## WRITTEN TASK
Count the lines below that contain the word "save", and give only that number.

::::

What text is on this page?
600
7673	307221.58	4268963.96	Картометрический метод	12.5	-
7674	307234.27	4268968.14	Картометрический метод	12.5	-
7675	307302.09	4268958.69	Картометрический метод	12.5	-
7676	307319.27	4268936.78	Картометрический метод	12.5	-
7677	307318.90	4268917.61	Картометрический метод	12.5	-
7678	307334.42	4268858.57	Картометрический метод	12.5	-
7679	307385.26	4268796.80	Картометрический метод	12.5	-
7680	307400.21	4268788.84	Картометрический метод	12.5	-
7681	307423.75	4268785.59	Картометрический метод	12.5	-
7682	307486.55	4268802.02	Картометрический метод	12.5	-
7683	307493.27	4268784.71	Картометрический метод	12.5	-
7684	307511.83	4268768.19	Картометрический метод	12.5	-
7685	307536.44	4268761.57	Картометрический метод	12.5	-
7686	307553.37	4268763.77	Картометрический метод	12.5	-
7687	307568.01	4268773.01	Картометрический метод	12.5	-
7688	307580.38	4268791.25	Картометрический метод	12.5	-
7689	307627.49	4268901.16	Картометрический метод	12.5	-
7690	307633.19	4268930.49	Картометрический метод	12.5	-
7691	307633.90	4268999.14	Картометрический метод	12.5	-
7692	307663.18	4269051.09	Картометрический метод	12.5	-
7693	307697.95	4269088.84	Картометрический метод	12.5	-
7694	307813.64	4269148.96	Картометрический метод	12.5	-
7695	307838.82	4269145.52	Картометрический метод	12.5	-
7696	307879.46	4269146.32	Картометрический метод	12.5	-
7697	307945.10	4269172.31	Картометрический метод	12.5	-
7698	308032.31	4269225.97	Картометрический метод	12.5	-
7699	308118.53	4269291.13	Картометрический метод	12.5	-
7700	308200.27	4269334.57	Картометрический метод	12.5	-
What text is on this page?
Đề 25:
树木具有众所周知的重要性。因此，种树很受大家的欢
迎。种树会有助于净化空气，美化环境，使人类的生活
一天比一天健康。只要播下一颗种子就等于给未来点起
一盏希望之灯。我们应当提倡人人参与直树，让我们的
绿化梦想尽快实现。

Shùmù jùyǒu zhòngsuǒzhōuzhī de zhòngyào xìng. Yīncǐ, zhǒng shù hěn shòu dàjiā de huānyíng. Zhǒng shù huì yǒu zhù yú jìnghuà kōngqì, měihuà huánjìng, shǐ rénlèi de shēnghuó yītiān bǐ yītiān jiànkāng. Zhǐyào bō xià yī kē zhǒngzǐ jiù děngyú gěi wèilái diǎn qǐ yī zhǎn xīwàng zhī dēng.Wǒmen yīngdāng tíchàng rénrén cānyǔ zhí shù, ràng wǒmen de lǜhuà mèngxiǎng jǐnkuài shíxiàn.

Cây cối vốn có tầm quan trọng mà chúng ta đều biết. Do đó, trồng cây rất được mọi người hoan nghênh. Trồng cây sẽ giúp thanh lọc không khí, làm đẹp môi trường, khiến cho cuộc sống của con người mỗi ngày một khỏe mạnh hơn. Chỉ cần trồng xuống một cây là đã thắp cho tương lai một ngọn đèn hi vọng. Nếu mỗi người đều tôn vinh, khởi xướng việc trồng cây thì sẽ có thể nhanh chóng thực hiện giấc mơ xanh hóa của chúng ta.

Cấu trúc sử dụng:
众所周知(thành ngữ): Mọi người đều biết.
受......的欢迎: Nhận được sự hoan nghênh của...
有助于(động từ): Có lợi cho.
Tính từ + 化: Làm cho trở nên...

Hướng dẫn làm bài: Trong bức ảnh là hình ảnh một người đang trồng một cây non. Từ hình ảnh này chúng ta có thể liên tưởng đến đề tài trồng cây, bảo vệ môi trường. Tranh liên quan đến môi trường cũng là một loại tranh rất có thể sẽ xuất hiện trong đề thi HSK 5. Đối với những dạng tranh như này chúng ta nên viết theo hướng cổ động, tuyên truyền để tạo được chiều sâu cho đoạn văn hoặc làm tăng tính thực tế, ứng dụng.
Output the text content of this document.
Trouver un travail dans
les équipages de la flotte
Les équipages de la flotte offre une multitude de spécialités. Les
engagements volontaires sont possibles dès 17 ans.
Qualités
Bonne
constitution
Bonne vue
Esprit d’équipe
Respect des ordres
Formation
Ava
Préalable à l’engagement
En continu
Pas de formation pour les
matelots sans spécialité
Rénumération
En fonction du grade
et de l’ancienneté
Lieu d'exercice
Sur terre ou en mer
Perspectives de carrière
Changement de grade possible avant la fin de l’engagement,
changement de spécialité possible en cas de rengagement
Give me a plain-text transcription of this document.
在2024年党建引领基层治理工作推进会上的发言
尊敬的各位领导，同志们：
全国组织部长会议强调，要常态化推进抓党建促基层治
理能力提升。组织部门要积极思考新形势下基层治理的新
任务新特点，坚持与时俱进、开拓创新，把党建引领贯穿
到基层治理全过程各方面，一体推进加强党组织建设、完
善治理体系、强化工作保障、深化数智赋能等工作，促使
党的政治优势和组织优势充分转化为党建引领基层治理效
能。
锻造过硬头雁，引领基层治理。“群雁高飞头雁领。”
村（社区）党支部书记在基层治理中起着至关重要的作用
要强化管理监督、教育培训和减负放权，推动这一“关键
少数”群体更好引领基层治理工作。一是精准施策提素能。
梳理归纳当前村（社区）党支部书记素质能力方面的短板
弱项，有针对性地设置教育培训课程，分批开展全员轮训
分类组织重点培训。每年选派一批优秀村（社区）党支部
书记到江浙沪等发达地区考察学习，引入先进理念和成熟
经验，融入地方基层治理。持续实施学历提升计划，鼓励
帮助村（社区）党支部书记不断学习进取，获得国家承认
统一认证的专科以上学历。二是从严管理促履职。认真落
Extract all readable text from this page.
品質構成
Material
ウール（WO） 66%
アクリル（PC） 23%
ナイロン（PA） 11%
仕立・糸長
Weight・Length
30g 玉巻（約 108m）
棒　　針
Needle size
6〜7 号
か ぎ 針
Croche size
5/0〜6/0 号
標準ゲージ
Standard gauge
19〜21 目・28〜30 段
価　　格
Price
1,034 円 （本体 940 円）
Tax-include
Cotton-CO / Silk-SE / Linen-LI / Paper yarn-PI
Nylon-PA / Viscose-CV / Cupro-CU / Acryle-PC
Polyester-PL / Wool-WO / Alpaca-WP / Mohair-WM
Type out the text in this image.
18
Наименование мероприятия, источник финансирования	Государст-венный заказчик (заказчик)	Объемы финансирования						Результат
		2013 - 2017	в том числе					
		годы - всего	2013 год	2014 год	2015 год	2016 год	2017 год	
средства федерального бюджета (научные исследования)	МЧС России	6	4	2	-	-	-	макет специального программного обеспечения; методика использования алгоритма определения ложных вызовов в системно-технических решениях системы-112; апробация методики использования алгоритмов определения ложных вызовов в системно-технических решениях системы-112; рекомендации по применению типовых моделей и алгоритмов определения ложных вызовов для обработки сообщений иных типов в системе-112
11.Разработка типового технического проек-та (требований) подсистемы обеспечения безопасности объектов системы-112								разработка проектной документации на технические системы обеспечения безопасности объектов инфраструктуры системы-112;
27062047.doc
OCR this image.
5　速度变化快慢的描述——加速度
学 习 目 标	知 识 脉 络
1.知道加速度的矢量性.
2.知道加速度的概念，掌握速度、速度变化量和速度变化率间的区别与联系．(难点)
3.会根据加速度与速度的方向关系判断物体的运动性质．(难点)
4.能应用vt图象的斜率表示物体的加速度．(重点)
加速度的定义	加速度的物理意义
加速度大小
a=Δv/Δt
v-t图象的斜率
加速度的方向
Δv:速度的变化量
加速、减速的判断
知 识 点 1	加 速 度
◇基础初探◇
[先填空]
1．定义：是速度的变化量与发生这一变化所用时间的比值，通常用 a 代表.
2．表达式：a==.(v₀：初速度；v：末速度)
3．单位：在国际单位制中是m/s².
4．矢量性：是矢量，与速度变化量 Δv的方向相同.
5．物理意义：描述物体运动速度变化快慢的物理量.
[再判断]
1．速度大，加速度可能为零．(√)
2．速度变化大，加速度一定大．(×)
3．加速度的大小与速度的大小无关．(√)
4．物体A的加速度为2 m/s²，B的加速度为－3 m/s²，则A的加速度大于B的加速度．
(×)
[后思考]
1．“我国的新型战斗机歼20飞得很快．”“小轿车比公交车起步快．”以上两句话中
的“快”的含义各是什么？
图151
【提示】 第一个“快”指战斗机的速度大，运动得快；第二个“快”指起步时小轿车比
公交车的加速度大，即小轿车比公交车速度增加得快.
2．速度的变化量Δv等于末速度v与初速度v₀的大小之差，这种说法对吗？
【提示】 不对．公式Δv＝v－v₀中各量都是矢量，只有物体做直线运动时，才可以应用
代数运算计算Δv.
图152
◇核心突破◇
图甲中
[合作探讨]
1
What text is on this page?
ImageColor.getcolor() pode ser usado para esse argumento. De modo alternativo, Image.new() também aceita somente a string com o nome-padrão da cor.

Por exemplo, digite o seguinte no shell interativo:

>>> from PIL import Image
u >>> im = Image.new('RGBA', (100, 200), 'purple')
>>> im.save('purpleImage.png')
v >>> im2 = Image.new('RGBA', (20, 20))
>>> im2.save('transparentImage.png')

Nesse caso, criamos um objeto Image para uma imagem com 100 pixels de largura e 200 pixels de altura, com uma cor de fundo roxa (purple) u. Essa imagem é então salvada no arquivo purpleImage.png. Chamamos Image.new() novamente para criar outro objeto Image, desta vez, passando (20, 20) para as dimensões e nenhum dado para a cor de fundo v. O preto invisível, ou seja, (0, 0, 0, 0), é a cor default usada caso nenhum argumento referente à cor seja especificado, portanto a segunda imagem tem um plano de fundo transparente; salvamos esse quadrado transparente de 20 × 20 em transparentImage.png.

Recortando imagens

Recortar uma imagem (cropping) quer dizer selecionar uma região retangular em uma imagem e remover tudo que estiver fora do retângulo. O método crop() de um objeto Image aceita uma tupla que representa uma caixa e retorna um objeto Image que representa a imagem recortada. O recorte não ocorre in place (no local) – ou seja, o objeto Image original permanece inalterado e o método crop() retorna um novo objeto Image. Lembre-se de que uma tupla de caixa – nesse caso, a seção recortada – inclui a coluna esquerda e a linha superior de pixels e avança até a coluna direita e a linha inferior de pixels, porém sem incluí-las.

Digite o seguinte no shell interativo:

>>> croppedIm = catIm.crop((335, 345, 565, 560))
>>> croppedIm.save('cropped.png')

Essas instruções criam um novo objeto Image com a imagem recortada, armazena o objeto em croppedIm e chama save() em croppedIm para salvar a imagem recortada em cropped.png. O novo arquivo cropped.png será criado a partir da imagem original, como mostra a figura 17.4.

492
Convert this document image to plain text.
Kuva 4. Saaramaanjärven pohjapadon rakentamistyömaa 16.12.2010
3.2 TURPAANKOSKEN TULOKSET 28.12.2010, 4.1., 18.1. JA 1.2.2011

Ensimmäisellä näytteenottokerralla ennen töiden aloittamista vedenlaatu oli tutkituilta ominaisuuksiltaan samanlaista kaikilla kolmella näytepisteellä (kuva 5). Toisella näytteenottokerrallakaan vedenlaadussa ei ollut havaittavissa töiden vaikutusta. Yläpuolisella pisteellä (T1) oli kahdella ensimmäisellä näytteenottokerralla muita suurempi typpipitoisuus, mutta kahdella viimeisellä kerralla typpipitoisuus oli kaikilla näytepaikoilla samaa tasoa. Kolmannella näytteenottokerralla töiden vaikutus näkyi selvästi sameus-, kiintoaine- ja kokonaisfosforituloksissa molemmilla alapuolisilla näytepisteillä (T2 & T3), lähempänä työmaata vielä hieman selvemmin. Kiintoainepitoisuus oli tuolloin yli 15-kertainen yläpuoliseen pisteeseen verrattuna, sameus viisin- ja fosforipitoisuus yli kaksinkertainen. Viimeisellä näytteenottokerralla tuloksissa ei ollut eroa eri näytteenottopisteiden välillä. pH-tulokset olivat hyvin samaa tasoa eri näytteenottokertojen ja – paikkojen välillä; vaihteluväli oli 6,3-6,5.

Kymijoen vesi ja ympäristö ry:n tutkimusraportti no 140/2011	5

::::

## ANSWER BELOW
4